[Exercise objective] The records that follow are to be transcribed in full, without their images.

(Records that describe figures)

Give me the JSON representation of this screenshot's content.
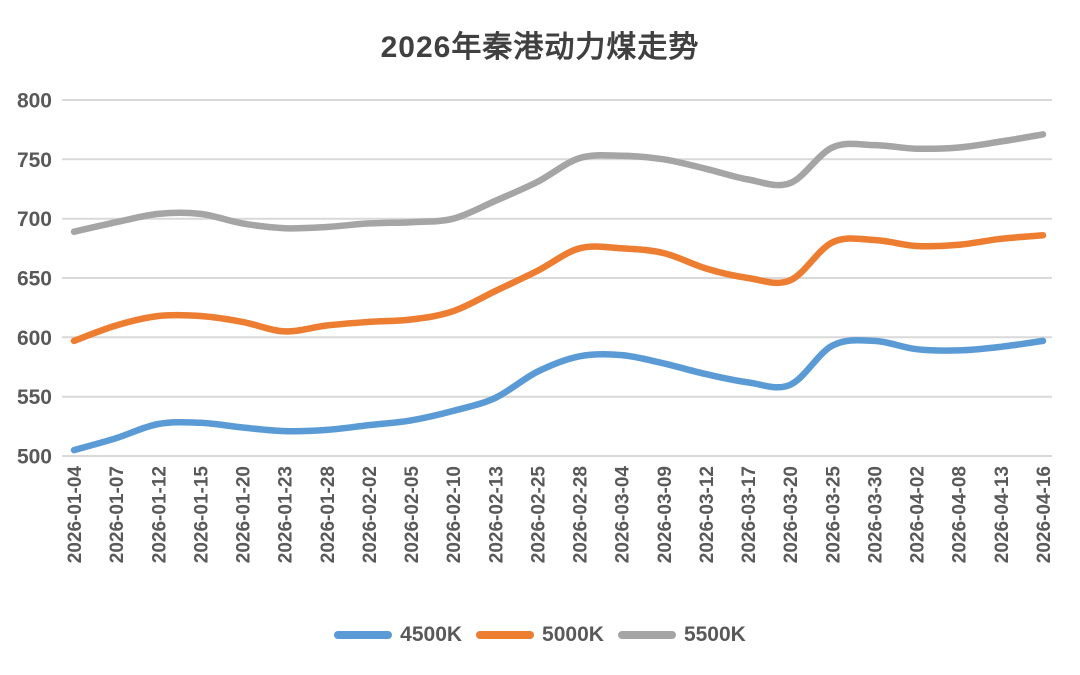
{
  "chart_data": {
    "type": "line",
    "title": "2026年秦港动力煤走势",
    "categories": [
      "2026-01-04",
      "2026-01-07",
      "2026-01-12",
      "2026-01-15",
      "2026-01-20",
      "2026-01-23",
      "2026-01-28",
      "2026-02-02",
      "2026-02-05",
      "2026-02-10",
      "2026-02-13",
      "2026-02-25",
      "2026-02-28",
      "2026-03-04",
      "2026-03-09",
      "2026-03-12",
      "2026-03-17",
      "2026-03-20",
      "2026-03-25",
      "2026-03-30",
      "2026-04-02",
      "2026-04-08",
      "2026-04-13",
      "2026-04-16"
    ],
    "series": [
      {
        "name": "4500K",
        "color": "#5B9BD5",
        "values": [
          505,
          515,
          527,
          528,
          524,
          521,
          522,
          526,
          530,
          538,
          549,
          571,
          584,
          585,
          578,
          569,
          562,
          560,
          593,
          597,
          590,
          589,
          592,
          597
        ]
      },
      {
        "name": "5000K",
        "color": "#ED7D31",
        "values": [
          597,
          610,
          618,
          618,
          613,
          605,
          610,
          613,
          615,
          622,
          639,
          656,
          675,
          675,
          671,
          658,
          650,
          648,
          680,
          682,
          677,
          678,
          683,
          686
        ]
      },
      {
        "name": "5500K",
        "color": "#A5A5A5",
        "values": [
          689,
          697,
          704,
          704,
          696,
          692,
          693,
          696,
          697,
          700,
          715,
          731,
          751,
          753,
          750,
          742,
          733,
          730,
          760,
          762,
          759,
          760,
          765,
          771
        ]
      }
    ],
    "ylim": [
      500,
      800
    ],
    "yticks": [
      500,
      550,
      600,
      650,
      700,
      750,
      800
    ],
    "grid": true,
    "smooth": true,
    "legend_position": "bottom",
    "xlabel": "",
    "ylabel": ""
  },
  "colors": {
    "title": "#404040",
    "axis_label": "#595959",
    "gridline": "#D9D9D9",
    "background": "#FFFFFF"
  }
}
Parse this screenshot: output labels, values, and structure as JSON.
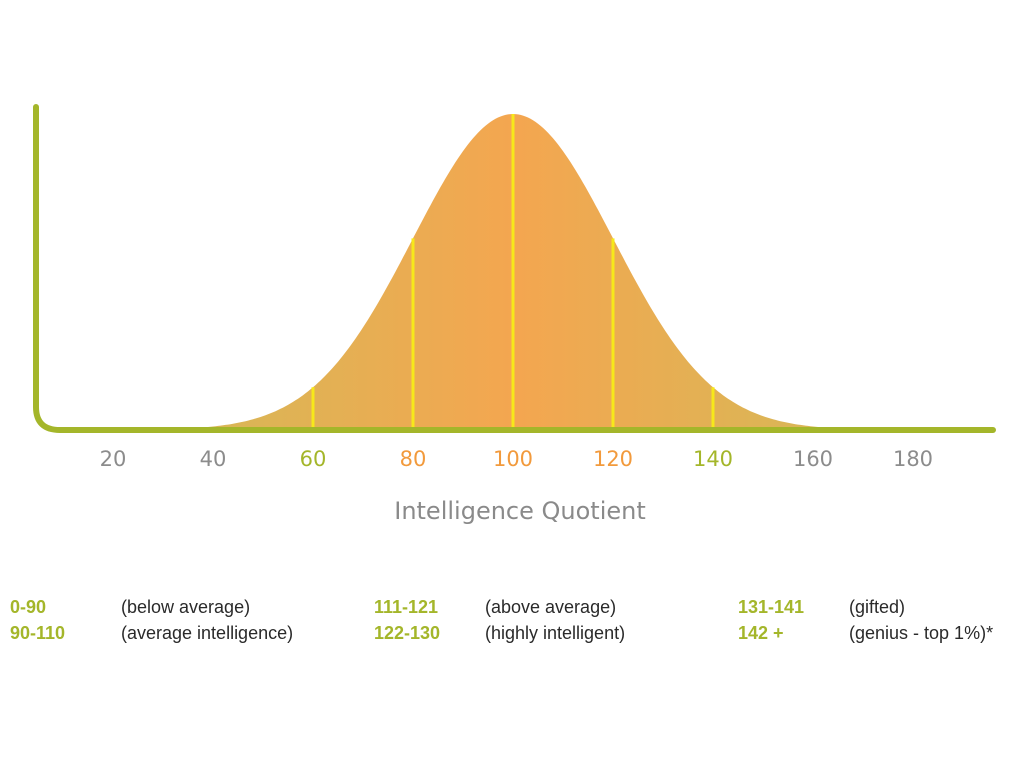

[Output of the task]
Give me the JSON representation of this screenshot's content.
{
  "chart_data": {
    "type": "line",
    "title": "2026年秦港动力煤走势",
    "categories": [
      "2026-01-04",
      "2026-01-07",
      "2026-01-12",
      "2026-01-15",
      "2026-01-20",
      "2026-01-23",
      "2026-01-28",
      "2026-02-02",
      "2026-02-05",
      "2026-02-10",
      "2026-02-13",
      "2026-02-25",
      "2026-02-28",
      "2026-03-04",
      "2026-03-09",
      "2026-03-12",
      "2026-03-17",
      "2026-03-20",
      "2026-03-25",
      "2026-03-30",
      "2026-04-02",
      "2026-04-08",
      "2026-04-13",
      "2026-04-16"
    ],
    "series": [
      {
        "name": "4500K",
        "color": "#5B9BD5",
        "values": [
          505,
          515,
          527,
          528,
          524,
          521,
          522,
          526,
          530,
          538,
          549,
          571,
          584,
          585,
          578,
          569,
          562,
          560,
          593,
          597,
          590,
          589,
          592,
          597
        ]
      },
      {
        "name": "5000K",
        "color": "#ED7D31",
        "values": [
          597,
          610,
          618,
          618,
          613,
          605,
          610,
          613,
          615,
          622,
          639,
          656,
          675,
          675,
          671,
          658,
          650,
          648,
          680,
          682,
          677,
          678,
          683,
          686
        ]
      },
      {
        "name": "5500K",
        "color": "#A5A5A5",
        "values": [
          689,
          697,
          704,
          704,
          696,
          692,
          693,
          696,
          697,
          700,
          715,
          731,
          751,
          753,
          750,
          742,
          733,
          730,
          760,
          762,
          759,
          760,
          765,
          771
        ]
      }
    ],
    "ylim": [
      500,
      800
    ],
    "yticks": [
      500,
      550,
      600,
      650,
      700,
      750,
      800
    ],
    "grid": true,
    "smooth": true,
    "legend_position": "bottom",
    "xlabel": "",
    "ylabel": ""
  },
  "colors": {
    "title": "#404040",
    "axis_label": "#595959",
    "gridline": "#D9D9D9",
    "background": "#FFFFFF"
  }
}
Parse this screenshot: output labels, values, and structure as JSON.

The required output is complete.